## Exercise requirements
Extract all lines from the data beneath that include the word "JSON".

## Raw data
+++++
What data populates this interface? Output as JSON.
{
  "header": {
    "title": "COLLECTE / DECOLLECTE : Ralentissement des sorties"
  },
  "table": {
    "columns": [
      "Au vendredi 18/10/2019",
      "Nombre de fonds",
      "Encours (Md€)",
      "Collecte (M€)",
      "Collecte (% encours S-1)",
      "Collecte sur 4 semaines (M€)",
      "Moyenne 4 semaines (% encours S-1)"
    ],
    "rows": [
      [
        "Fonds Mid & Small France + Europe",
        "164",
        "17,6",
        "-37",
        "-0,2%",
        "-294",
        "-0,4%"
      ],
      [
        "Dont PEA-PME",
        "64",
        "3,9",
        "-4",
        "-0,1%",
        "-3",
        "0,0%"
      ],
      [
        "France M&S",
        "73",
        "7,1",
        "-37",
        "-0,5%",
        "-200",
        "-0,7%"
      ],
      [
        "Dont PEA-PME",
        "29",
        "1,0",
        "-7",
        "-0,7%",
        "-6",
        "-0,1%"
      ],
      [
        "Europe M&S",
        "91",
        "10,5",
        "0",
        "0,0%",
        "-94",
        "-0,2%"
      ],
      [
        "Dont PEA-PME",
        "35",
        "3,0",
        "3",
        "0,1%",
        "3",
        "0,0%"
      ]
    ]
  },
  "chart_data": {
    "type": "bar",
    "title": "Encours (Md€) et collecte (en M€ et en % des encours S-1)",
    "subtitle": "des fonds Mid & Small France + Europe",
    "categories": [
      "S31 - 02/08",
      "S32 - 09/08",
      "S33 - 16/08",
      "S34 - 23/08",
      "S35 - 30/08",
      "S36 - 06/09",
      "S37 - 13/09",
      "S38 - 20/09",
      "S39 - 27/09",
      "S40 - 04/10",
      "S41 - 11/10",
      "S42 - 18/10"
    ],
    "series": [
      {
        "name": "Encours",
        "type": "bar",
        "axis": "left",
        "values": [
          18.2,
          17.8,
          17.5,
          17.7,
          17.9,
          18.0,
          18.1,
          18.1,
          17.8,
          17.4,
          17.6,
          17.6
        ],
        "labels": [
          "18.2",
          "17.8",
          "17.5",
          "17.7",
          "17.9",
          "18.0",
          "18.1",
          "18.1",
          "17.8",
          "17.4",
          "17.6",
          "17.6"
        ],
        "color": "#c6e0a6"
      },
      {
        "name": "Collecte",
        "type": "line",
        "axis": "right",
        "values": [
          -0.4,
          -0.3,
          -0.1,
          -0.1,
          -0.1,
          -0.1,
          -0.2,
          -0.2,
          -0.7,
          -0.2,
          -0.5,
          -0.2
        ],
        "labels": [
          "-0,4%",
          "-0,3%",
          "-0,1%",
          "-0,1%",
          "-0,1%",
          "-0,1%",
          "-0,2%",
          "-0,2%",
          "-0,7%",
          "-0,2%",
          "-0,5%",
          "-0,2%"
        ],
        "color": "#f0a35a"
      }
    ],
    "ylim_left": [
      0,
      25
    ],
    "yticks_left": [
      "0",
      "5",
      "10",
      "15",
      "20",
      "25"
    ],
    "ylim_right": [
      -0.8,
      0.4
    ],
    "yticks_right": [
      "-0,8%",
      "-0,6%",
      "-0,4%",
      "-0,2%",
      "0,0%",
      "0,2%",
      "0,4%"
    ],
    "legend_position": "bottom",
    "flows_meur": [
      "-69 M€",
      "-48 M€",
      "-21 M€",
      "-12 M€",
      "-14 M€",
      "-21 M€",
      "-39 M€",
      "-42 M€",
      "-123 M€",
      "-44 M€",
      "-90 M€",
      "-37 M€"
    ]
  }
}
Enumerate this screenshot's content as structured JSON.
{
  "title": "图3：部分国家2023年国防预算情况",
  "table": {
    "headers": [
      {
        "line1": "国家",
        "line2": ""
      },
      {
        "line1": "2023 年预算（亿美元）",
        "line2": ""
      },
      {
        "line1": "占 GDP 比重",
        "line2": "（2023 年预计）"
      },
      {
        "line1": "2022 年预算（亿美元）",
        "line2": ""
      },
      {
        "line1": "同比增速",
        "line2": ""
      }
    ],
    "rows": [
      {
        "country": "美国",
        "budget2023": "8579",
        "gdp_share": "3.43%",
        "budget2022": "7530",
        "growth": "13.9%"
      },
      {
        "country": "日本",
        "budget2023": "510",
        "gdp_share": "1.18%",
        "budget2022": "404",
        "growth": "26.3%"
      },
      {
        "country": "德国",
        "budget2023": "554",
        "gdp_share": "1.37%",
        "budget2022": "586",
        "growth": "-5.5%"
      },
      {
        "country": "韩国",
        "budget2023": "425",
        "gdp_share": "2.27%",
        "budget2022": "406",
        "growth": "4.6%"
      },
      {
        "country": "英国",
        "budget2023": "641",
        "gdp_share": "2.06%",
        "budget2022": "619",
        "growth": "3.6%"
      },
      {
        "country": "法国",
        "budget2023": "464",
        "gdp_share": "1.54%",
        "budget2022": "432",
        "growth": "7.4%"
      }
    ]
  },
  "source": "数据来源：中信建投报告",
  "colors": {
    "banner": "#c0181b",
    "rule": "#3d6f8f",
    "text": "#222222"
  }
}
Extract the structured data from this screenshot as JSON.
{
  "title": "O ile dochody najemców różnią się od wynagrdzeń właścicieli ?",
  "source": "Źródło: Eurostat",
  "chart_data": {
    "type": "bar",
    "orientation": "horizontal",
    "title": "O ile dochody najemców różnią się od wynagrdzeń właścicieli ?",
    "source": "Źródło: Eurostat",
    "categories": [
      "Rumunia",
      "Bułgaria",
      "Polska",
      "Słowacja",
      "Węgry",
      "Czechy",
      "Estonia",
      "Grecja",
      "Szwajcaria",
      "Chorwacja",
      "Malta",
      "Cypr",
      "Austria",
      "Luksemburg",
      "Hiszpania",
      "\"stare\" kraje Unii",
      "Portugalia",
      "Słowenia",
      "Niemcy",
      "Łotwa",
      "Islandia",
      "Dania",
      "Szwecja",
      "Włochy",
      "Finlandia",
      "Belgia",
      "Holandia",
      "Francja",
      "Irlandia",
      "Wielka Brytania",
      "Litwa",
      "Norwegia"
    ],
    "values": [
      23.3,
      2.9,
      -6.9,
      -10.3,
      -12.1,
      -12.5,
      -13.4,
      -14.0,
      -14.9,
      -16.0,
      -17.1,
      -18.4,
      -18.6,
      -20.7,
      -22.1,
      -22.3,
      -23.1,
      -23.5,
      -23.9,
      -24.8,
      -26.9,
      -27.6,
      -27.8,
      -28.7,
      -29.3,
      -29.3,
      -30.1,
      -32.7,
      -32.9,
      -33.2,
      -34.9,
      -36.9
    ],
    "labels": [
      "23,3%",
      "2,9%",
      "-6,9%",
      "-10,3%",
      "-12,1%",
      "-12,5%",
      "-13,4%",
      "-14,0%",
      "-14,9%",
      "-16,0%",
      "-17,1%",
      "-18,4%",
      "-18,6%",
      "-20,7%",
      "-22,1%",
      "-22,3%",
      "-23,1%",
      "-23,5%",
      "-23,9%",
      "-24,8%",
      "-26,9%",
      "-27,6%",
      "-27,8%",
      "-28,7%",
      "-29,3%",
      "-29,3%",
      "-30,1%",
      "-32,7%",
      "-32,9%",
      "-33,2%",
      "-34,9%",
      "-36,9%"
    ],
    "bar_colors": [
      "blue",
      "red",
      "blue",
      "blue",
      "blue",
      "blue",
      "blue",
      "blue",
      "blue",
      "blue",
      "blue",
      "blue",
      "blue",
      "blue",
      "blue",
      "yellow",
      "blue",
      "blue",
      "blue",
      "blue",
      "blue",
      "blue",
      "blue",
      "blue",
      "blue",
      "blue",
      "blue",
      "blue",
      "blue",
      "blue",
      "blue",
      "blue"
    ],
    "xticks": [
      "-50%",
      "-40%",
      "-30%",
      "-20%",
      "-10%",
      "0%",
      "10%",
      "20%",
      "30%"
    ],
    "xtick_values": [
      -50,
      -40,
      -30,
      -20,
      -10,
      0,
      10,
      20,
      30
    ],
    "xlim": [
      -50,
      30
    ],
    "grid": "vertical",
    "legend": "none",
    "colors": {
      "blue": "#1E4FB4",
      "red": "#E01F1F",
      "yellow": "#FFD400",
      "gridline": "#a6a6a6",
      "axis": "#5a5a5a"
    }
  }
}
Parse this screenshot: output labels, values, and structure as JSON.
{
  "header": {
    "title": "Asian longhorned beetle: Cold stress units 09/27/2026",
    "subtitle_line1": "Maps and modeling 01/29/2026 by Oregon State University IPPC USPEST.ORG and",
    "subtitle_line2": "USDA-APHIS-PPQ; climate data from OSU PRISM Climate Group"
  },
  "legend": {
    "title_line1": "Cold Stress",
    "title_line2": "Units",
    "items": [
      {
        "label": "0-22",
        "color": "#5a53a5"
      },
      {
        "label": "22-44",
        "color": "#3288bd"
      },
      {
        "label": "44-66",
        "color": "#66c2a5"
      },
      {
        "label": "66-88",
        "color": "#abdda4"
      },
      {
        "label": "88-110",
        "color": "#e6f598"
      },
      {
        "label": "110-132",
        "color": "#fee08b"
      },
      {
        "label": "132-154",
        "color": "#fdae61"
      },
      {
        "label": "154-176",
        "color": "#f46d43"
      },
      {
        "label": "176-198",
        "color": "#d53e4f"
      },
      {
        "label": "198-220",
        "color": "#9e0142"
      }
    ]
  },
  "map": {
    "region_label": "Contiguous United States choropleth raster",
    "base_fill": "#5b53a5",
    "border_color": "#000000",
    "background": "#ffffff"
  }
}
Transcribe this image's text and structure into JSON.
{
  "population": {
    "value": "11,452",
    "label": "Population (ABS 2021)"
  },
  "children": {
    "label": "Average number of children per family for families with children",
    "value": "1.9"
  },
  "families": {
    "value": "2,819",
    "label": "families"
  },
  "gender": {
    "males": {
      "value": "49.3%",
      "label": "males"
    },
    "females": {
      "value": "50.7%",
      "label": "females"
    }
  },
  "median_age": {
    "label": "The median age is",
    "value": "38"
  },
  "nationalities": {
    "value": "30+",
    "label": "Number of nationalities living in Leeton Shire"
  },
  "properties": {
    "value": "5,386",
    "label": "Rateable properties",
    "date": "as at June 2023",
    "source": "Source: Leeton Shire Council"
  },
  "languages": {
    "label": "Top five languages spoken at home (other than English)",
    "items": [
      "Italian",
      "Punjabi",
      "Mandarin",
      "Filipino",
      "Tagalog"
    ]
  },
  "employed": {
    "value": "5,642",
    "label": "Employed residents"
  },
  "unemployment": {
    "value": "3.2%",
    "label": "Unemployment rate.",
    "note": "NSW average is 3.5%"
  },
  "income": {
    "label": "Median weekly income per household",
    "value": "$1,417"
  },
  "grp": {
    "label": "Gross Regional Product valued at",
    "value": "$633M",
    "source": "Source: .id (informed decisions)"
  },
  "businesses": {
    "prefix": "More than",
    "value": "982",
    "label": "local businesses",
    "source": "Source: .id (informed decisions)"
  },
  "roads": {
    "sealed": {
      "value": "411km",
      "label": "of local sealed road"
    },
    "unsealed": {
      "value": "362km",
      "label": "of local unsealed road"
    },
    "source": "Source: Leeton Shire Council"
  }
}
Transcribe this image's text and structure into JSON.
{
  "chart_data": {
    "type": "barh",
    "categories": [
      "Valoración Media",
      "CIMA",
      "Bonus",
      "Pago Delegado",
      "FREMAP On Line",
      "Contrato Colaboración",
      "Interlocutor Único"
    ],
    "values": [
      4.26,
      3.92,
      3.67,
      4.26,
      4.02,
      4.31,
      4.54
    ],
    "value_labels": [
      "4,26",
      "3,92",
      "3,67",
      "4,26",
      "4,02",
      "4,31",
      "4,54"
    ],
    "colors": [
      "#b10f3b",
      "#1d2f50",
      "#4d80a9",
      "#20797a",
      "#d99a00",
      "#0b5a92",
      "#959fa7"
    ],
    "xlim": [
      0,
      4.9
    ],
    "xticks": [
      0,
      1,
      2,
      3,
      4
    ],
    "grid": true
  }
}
+++++
## Complete answer
What data populates this interface? Output as JSON.
Enumerate this screenshot's content as structured JSON.
Extract the structured data from this screenshot as JSON.
Parse this screenshot: output labels, values, and structure as JSON.
Transcribe this image's text and structure into JSON.
Transcribe this image's text and structure into JSON.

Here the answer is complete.